> **What is expected**: Report each line of the data that has "xlabel" somewhere in it.

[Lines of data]
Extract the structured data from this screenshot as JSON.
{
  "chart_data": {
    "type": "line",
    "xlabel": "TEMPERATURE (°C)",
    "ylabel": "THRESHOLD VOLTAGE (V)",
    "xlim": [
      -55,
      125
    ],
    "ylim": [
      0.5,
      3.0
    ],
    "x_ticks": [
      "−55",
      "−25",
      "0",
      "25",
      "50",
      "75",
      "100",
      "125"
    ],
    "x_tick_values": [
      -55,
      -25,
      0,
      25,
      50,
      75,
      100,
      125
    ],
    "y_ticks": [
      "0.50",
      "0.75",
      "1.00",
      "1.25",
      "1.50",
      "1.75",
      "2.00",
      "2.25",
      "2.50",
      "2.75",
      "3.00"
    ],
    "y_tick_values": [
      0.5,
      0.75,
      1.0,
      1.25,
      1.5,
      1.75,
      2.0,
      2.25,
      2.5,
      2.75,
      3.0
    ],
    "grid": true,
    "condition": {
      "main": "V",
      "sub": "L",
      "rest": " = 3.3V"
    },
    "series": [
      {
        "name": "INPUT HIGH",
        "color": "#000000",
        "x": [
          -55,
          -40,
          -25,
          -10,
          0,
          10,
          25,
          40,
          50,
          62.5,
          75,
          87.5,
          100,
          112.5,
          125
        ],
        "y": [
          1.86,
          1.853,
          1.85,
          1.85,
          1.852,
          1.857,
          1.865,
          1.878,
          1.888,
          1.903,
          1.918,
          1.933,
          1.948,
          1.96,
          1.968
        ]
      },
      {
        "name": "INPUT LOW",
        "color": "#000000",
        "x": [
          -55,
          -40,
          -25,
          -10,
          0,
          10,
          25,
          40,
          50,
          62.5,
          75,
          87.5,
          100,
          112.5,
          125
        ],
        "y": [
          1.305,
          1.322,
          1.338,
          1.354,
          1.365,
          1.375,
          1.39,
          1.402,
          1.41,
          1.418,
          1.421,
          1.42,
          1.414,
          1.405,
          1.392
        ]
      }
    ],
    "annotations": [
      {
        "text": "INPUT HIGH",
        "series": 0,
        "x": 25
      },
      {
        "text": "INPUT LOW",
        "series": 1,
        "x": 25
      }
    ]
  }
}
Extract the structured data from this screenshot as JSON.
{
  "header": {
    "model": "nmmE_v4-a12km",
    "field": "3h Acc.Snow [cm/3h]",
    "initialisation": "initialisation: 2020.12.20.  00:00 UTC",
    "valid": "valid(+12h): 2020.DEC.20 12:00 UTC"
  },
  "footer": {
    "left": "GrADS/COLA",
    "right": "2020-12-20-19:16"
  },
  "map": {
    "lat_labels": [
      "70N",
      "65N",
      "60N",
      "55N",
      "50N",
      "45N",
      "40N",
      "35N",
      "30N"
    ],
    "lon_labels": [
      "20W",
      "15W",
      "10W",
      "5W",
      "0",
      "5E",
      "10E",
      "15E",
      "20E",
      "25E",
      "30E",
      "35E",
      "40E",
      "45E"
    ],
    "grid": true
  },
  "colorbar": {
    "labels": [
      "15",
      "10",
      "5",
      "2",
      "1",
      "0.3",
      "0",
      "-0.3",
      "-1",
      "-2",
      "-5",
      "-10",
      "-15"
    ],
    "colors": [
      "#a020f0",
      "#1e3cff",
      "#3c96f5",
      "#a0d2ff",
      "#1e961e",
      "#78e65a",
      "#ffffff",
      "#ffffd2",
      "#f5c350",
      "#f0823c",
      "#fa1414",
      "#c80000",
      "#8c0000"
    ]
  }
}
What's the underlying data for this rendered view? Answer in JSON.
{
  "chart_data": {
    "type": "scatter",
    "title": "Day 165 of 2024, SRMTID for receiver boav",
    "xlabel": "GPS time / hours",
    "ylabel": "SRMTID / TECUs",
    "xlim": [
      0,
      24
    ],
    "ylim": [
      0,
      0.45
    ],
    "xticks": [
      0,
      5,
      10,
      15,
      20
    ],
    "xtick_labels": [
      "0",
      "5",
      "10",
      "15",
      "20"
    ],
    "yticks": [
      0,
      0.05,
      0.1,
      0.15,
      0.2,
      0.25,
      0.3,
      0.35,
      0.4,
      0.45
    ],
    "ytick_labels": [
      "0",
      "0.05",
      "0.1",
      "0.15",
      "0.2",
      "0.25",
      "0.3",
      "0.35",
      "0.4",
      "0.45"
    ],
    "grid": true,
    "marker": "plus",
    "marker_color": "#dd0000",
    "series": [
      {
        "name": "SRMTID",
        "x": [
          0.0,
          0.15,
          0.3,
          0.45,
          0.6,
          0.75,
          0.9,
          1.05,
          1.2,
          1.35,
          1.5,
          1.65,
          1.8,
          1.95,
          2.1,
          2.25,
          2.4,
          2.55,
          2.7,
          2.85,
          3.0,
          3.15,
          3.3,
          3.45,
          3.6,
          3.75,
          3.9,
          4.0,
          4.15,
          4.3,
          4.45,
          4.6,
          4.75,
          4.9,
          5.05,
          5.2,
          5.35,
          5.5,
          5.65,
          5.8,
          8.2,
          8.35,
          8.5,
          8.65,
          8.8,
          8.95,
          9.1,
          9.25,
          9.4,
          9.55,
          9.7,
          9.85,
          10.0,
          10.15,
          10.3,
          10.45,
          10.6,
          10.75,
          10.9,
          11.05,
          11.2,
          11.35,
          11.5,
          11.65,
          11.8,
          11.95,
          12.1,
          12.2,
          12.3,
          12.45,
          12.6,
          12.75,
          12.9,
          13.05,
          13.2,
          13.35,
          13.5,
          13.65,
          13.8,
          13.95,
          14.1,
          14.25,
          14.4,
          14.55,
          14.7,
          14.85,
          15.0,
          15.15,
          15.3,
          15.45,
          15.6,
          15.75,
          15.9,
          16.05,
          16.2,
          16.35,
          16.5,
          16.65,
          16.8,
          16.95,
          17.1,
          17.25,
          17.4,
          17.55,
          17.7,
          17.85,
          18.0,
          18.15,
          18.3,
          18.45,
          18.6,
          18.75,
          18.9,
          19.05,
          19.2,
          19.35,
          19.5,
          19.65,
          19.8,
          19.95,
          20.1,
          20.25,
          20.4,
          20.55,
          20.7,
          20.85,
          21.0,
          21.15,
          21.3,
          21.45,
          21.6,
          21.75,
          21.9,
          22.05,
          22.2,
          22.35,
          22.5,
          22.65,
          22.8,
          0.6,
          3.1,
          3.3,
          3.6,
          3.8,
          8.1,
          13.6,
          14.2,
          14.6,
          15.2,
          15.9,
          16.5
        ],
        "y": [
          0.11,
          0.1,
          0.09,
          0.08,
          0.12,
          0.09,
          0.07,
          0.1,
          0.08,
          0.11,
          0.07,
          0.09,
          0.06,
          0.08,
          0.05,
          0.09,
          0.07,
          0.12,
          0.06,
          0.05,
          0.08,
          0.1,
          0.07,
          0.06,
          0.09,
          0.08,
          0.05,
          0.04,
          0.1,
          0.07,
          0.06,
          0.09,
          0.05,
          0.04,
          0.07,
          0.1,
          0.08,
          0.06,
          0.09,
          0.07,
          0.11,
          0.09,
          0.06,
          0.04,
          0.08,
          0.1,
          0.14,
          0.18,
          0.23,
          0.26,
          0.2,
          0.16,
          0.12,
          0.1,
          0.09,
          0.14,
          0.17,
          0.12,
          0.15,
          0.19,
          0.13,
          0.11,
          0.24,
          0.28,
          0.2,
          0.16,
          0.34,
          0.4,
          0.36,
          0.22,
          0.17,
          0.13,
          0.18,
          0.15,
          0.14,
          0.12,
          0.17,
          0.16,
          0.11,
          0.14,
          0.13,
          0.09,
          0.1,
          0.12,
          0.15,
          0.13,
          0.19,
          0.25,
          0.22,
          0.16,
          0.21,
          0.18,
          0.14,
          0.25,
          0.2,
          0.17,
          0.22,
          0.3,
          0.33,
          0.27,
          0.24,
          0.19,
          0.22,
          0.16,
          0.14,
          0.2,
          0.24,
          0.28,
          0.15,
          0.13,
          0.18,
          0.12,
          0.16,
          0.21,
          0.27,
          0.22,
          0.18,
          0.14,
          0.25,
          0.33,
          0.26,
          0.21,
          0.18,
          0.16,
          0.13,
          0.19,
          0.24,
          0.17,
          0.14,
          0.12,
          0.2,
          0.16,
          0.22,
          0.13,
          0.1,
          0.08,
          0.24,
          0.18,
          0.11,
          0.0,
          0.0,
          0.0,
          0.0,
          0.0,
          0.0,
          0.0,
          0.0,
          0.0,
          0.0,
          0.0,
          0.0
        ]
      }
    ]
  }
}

> **Finished task**:
    "xlabel": "TEMPERATURE (°C)",
    "xlabel": "GPS time / hours",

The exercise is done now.